What you need to do —
Transcribe every one of the rows below precisely as they appear, changing nothing.

## start

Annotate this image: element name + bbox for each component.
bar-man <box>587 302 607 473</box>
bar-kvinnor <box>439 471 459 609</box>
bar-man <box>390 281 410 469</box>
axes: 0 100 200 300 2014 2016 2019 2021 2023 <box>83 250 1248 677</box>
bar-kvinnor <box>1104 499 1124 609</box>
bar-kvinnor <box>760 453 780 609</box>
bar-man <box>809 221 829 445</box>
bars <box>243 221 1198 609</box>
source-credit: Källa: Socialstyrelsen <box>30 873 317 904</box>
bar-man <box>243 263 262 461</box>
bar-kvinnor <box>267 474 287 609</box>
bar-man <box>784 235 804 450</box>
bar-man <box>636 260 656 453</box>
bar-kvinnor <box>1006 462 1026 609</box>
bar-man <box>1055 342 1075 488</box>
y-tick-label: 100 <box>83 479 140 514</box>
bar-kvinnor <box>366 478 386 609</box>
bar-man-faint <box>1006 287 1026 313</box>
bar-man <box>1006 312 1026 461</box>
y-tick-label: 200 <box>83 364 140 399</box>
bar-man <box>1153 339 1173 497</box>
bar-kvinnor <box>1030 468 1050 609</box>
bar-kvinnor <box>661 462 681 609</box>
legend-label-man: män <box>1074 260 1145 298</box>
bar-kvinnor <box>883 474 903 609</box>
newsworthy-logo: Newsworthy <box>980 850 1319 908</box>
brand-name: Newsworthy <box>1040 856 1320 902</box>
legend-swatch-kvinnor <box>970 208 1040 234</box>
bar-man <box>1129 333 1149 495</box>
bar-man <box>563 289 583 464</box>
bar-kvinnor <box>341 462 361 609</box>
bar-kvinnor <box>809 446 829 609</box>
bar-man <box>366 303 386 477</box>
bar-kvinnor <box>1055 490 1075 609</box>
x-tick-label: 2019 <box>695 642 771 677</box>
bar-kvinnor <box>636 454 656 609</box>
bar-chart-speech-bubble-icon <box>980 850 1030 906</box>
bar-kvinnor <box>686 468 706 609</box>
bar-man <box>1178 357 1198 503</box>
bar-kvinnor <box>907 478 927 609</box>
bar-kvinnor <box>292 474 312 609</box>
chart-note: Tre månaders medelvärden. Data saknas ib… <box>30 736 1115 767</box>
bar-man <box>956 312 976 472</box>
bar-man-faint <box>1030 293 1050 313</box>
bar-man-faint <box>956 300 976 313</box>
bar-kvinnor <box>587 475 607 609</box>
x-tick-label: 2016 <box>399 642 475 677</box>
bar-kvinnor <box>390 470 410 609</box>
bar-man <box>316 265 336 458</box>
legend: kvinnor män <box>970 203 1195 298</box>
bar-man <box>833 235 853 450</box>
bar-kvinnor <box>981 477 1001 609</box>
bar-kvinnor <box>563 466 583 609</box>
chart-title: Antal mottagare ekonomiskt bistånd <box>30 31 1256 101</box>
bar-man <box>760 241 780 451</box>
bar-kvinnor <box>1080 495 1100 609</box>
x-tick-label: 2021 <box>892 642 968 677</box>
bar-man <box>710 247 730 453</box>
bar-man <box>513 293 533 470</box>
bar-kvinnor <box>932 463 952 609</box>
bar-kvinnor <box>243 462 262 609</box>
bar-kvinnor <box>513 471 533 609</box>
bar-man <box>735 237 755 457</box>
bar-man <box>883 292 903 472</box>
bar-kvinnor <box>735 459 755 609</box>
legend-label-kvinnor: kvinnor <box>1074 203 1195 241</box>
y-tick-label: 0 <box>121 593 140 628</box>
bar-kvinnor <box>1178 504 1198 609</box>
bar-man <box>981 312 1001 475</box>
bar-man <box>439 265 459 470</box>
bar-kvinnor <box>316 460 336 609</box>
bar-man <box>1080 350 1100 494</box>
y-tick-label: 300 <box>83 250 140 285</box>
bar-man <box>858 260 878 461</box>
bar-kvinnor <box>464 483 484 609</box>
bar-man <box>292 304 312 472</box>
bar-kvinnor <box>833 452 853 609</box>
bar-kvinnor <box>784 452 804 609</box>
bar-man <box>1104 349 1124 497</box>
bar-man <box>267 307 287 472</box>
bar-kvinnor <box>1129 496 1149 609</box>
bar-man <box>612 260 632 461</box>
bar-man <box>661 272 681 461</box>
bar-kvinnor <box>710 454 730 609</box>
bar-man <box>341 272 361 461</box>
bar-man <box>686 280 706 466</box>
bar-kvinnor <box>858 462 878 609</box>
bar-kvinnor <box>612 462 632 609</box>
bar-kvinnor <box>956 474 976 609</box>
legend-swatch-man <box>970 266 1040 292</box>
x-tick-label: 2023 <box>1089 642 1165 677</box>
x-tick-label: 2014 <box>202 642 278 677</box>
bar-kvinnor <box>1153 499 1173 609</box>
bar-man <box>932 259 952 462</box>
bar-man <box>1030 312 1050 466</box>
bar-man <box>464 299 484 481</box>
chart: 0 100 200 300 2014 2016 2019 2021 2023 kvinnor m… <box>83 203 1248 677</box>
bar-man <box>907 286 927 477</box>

## end

Full solution —
Annotate this image: element name + bbox for each component.
bar-man <box>587 302 607 473</box>
bar-kvinnor <box>439 471 459 609</box>
bar-man <box>390 281 410 469</box>
axes: 0 100 200 300 2014 2016 2019 2021 2023 <box>83 250 1248 677</box>
bar-kvinnor <box>1104 499 1124 609</box>
bar-kvinnor <box>760 453 780 609</box>
bar-man <box>809 221 829 445</box>
bars <box>243 221 1198 609</box>
source-credit: Källa: Socialstyrelsen <box>30 873 317 904</box>
bar-man <box>243 263 262 461</box>
bar-kvinnor <box>267 474 287 609</box>
bar-man <box>784 235 804 450</box>
bar-man <box>636 260 656 453</box>
bar-kvinnor <box>1006 462 1026 609</box>
bar-man <box>1055 342 1075 488</box>
y-tick-label: 100 <box>83 479 140 514</box>
bar-kvinnor <box>366 478 386 609</box>
bar-man-faint <box>1006 287 1026 313</box>
bar-man <box>1006 312 1026 461</box>
y-tick-label: 200 <box>83 364 140 399</box>
bar-man <box>1153 339 1173 497</box>
bar-kvinnor <box>1030 468 1050 609</box>
bar-kvinnor <box>661 462 681 609</box>
legend-label-man: män <box>1074 260 1145 298</box>
bar-kvinnor <box>883 474 903 609</box>
newsworthy-logo: Newsworthy <box>980 850 1319 908</box>
brand-name: Newsworthy <box>1040 856 1320 902</box>
legend-swatch-kvinnor <box>970 208 1040 234</box>
bar-man <box>1129 333 1149 495</box>
bar-man <box>563 289 583 464</box>
bar-kvinnor <box>341 462 361 609</box>
bar-kvinnor <box>809 446 829 609</box>
bar-man <box>366 303 386 477</box>
bar-kvinnor <box>1055 490 1075 609</box>
x-tick-label: 2019 <box>695 642 771 677</box>
bar-kvinnor <box>636 454 656 609</box>
bar-chart-speech-bubble-icon <box>980 850 1030 906</box>
bar-kvinnor <box>686 468 706 609</box>
bar-man <box>1178 357 1198 503</box>
bar-kvinnor <box>907 478 927 609</box>
bar-kvinnor <box>292 474 312 609</box>
chart-note: Tre månaders medelvärden. Data saknas ib… <box>30 736 1115 767</box>
bar-man <box>956 312 976 472</box>
bar-man-faint <box>1030 293 1050 313</box>
bar-man-faint <box>956 300 976 313</box>
bar-kvinnor <box>587 475 607 609</box>
x-tick-label: 2016 <box>399 642 475 677</box>
bar-kvinnor <box>390 470 410 609</box>
bar-man <box>316 265 336 458</box>
legend: kvinnor män <box>970 203 1195 298</box>
bar-man <box>833 235 853 450</box>
bar-kvinnor <box>981 477 1001 609</box>
bar-kvinnor <box>563 466 583 609</box>
chart-title: Antal mottagare ekonomiskt bistånd <box>30 31 1256 101</box>
bar-man <box>760 241 780 451</box>
bar-kvinnor <box>1080 495 1100 609</box>
x-tick-label: 2021 <box>892 642 968 677</box>
bar-man <box>710 247 730 453</box>
bar-man <box>513 293 533 470</box>
bar-kvinnor <box>932 463 952 609</box>
bar-kvinnor <box>243 462 262 609</box>
bar-kvinnor <box>513 471 533 609</box>
bar-man <box>735 237 755 457</box>
bar-man <box>883 292 903 472</box>
bar-kvinnor <box>735 459 755 609</box>
legend-label-kvinnor: kvinnor <box>1074 203 1195 241</box>
y-tick-label: 0 <box>121 593 140 628</box>
bar-kvinnor <box>1178 504 1198 609</box>
bar-man <box>981 312 1001 475</box>
bar-man <box>439 265 459 470</box>
bar-kvinnor <box>316 460 336 609</box>
bar-man <box>1080 350 1100 494</box>
y-tick-label: 300 <box>83 250 140 285</box>
bar-man <box>858 260 878 461</box>
bar-kvinnor <box>464 483 484 609</box>
bar-man <box>292 304 312 472</box>
bar-kvinnor <box>833 452 853 609</box>
bar-kvinnor <box>784 452 804 609</box>
bar-man <box>1104 349 1124 497</box>
bar-man <box>267 307 287 472</box>
bar-kvinnor <box>1129 496 1149 609</box>
bar-man <box>612 260 632 461</box>
bar-man <box>661 272 681 461</box>
bar-kvinnor <box>710 454 730 609</box>
bar-man <box>341 272 361 461</box>
bar-man <box>686 280 706 466</box>
bar-kvinnor <box>858 462 878 609</box>
bar-kvinnor <box>612 462 632 609</box>
bar-kvinnor <box>956 474 976 609</box>
legend-swatch-man <box>970 266 1040 292</box>
x-tick-label: 2023 <box>1089 642 1165 677</box>
x-tick-label: 2014 <box>202 642 278 677</box>
bar-kvinnor <box>1153 499 1173 609</box>
bar-man <box>932 259 952 462</box>
bar-man <box>1030 312 1050 466</box>
bar-man <box>464 299 484 481</box>
chart: 0 100 200 300 2014 2016 2019 2021 2023 kvinnor m… <box>83 203 1248 677</box>
bar-man <box>907 286 927 477</box>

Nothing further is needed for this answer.